# EXERCISE
Pull out each line below that contains the string "icon".
— start of INFORMATION SUPPLIED —
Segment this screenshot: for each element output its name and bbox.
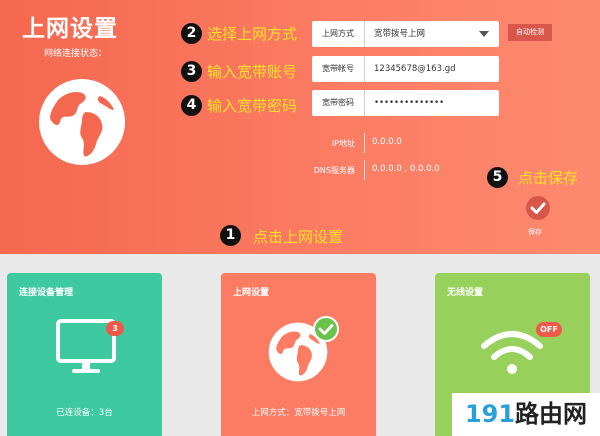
password-label: 宽带密码: [312, 90, 365, 116]
step-2-text: 选择上网方式: [207, 25, 298, 43]
password-value: ••••••••••••••: [374, 98, 445, 108]
step-1-marker: 1: [220, 225, 241, 246]
card-title: 连接设备管理: [19, 288, 74, 298]
check-icon: [530, 202, 546, 214]
account-label: 宽带帐号: [312, 56, 365, 82]
ip-label: IP地址: [331, 139, 355, 148]
check-icon: [313, 316, 339, 346]
chevron-down-icon: [479, 31, 489, 37]
watermark-number: 191: [464, 400, 516, 428]
step-1-text: 点击上网设置: [253, 228, 344, 246]
site-watermark: 191路由网: [452, 393, 600, 436]
ip-value: 0.0.0.0: [372, 137, 402, 147]
save-button[interactable]: [526, 196, 550, 220]
step-2-marker: 2: [181, 23, 202, 44]
dns-divider: [364, 160, 365, 180]
card-footer: 已连设备：3台: [56, 408, 113, 418]
save-label: 保存: [528, 228, 542, 236]
watermark-text: 路由网: [515, 400, 588, 428]
card-title: 无线设置: [447, 288, 484, 298]
step-5-marker: 5: [487, 167, 508, 188]
mode-select[interactable]: 上网方式 宽带拨号上网: [312, 21, 499, 47]
step-4-marker: 4: [181, 95, 202, 116]
internet-settings-panel: 上网设置 网络连接状态： 2 选择上网方式 上网方式 宽带拨号上网 自动检测 3…: [0, 0, 600, 254]
card-internet-settings[interactable]: 上网设置 上网方式：宽带拨号上网: [221, 273, 376, 436]
dns-value: 0.0.0.0 , 0.0.0.0: [372, 164, 440, 174]
globe-icon: [38, 78, 126, 170]
dns-label: DNS服务器: [313, 166, 355, 175]
mode-label: 上网方式: [312, 21, 365, 47]
account-value: 12345678@163.gd: [374, 64, 456, 74]
ip-divider: [364, 133, 365, 153]
card-title: 上网设置: [233, 288, 270, 298]
account-field[interactable]: 宽带帐号 12345678@163.gd: [312, 56, 499, 82]
card-footer: 上网方式：宽带拨号上网: [251, 408, 346, 418]
page-title: 上网设置: [22, 16, 118, 42]
network-status-label: 网络连接状态：: [44, 49, 108, 59]
step-5-text: 点击保存: [518, 169, 579, 187]
auto-detect-button[interactable]: 自动检测: [508, 24, 552, 41]
mode-value: 宽带拨号上网: [374, 29, 426, 39]
card-device-management[interactable]: 连接设备管理 3 已连设备：3台: [7, 273, 162, 436]
wifi-icon: [478, 328, 546, 380]
step-3-text: 输入宽带账号: [207, 63, 298, 81]
step-4-text: 输入宽带密码: [207, 97, 298, 115]
password-field[interactable]: 宽带密码 ••••••••••••••: [312, 90, 499, 116]
step-3-marker: 3: [181, 61, 202, 82]
device-count-badge: 3: [106, 321, 124, 336]
wireless-off-badge: OFF: [536, 322, 562, 337]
— end of INFORMATION SUPPLIED —
# SOLUTION TO THE EXERCISE
check-icon: [530, 202, 546, 214]
check-icon: [313, 316, 339, 346]
chevron-down-icon: [479, 31, 489, 37]
globe-icon: [38, 78, 126, 170]
wifi-icon: [478, 328, 546, 380]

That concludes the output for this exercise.